═══ ENTRIES PROVIDED ═══

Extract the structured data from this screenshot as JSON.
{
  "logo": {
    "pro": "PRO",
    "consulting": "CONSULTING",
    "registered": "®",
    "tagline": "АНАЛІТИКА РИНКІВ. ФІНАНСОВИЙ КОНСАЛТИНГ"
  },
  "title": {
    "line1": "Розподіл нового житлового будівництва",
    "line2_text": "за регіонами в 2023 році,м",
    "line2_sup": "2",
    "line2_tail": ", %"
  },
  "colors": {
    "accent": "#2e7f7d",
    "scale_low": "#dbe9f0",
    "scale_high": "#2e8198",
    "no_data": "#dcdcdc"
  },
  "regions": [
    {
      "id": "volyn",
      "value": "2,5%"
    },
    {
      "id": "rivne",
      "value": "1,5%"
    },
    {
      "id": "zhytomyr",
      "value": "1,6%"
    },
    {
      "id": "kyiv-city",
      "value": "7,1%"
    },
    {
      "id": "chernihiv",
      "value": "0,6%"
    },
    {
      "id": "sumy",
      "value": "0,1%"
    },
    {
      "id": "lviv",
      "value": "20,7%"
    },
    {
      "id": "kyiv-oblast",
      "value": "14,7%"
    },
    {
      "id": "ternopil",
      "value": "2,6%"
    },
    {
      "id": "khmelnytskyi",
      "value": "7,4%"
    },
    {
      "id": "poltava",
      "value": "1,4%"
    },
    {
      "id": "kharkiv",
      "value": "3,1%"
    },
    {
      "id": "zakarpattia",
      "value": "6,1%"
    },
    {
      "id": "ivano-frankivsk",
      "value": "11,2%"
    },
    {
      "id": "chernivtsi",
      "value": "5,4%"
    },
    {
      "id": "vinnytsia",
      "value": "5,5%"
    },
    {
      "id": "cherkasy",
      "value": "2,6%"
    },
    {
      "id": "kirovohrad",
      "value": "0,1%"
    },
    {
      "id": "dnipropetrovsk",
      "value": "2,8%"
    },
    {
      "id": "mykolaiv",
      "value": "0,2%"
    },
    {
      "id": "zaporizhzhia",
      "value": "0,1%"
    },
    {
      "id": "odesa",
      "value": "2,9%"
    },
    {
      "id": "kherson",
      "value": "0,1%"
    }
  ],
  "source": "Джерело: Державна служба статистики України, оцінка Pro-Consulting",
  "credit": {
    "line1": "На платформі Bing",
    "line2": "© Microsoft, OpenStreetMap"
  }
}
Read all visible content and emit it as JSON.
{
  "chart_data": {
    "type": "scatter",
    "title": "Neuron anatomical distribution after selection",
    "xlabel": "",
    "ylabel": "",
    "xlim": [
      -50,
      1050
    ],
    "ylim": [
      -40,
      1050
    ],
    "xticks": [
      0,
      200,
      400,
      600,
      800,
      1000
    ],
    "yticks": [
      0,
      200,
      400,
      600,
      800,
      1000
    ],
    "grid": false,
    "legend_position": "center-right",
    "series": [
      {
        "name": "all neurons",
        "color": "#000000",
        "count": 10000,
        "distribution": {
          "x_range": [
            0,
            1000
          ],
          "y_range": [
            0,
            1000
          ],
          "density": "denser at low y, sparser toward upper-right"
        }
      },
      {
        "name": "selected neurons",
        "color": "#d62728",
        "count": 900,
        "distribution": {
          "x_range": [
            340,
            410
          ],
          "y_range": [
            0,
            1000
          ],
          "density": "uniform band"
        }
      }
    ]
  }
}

═══

WORK REQUIRED – All lines that include "name" are to be gathered and copied.

EXERCISE RESULT –
        "name": "all neurons",
        "name": "selected neurons",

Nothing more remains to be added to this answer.